## What you are asked to do
Copy out all lines of the records in which the word "運轉限制" appears.

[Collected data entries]
--- begin ---

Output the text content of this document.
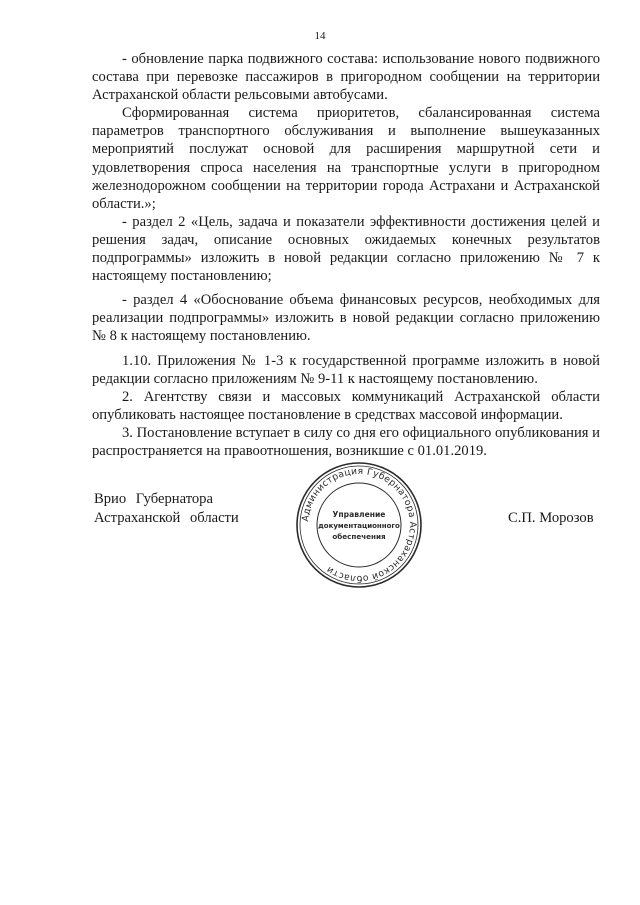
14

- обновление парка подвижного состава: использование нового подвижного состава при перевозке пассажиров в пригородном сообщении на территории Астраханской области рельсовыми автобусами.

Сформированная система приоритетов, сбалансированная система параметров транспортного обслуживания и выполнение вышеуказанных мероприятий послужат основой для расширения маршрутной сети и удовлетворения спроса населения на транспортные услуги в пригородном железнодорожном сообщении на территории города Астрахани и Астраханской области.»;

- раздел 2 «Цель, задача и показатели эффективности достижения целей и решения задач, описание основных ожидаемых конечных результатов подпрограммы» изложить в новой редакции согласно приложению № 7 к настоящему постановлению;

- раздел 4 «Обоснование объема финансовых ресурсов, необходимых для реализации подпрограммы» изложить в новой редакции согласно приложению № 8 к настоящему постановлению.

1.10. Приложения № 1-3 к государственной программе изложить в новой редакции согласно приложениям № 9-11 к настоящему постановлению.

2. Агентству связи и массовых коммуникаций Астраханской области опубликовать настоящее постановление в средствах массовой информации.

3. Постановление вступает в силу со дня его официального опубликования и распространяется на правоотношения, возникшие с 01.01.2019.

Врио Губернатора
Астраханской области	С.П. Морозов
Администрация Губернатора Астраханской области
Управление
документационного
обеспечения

--- end ---
--- begin ---

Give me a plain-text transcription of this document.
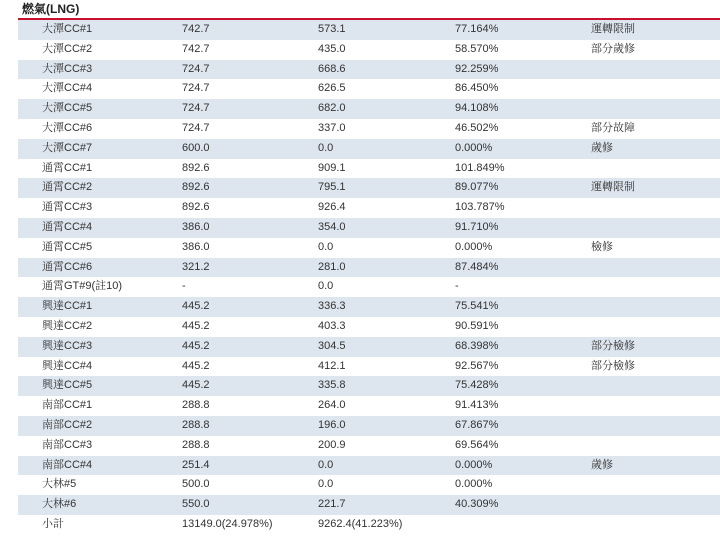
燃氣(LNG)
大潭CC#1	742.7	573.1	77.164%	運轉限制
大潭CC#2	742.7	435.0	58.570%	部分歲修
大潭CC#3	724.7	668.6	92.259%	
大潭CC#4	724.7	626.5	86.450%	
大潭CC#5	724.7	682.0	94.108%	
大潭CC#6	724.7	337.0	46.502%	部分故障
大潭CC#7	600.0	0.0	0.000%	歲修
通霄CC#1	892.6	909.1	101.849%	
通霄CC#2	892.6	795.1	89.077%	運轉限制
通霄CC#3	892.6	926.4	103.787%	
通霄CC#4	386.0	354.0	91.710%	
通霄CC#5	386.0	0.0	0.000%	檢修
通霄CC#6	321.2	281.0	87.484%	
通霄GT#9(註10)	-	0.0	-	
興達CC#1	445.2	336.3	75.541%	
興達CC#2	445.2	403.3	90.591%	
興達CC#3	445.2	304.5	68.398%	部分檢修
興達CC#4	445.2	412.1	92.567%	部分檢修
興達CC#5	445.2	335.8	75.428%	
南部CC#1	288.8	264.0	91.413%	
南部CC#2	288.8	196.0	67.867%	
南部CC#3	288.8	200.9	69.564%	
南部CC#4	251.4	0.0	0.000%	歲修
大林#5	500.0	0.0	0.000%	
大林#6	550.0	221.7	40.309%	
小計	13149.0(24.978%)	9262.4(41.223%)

--- end ---
--- begin ---

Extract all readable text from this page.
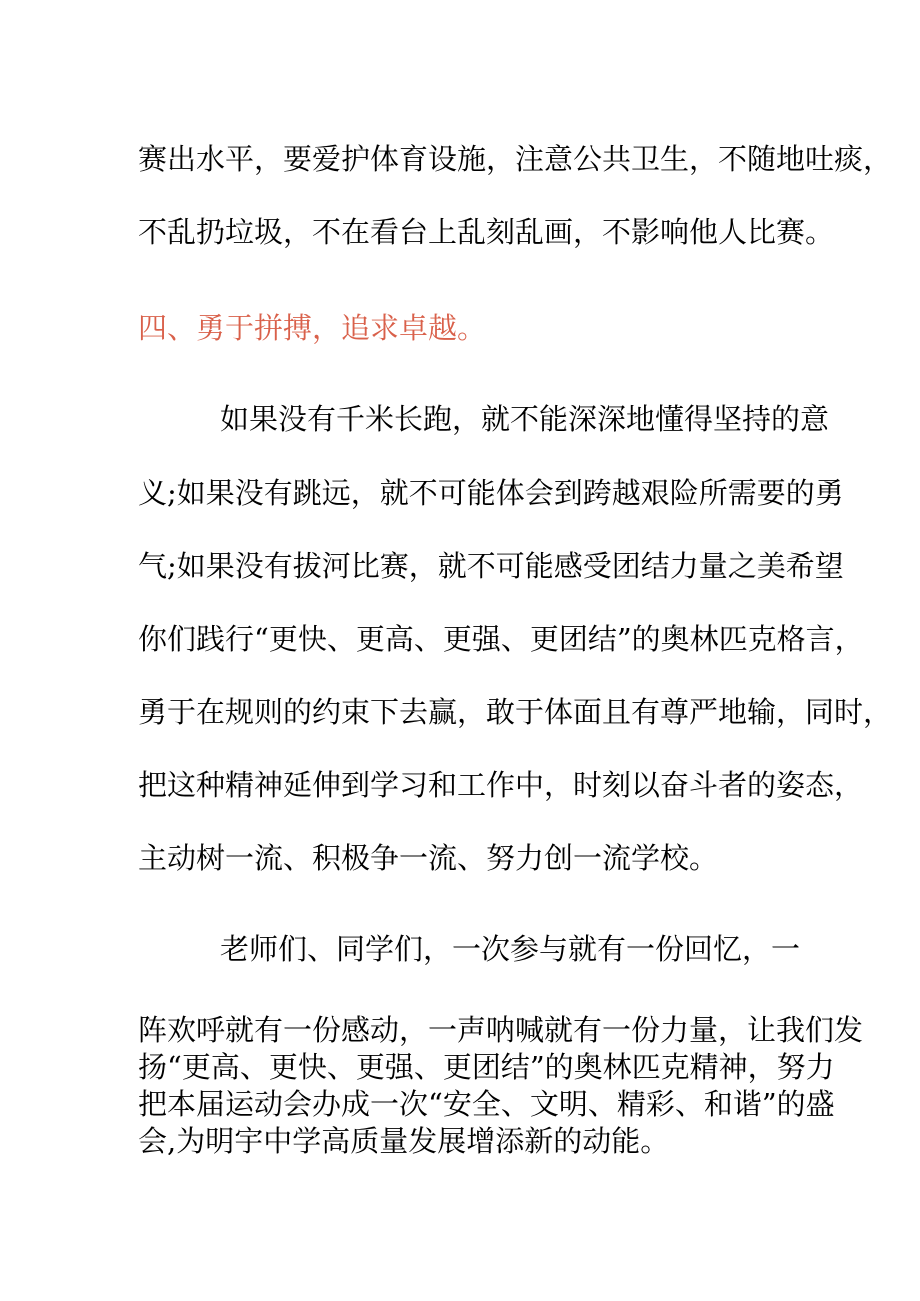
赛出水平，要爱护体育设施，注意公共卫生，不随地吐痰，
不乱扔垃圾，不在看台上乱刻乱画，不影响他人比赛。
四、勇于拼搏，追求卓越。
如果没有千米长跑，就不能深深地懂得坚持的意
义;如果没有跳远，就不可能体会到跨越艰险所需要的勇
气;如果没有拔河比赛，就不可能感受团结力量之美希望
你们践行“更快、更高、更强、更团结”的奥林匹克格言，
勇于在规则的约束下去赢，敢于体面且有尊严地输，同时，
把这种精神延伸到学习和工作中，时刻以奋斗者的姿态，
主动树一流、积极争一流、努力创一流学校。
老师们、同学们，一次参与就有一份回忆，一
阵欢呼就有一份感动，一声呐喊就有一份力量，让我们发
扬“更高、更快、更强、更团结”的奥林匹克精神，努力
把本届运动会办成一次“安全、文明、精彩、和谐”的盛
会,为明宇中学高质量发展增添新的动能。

--- end ---

## Full solution
大潭CC#1	742.7	573.1	77.164%	運轉限制
通霄CC#2	892.6	795.1	89.077%	運轉限制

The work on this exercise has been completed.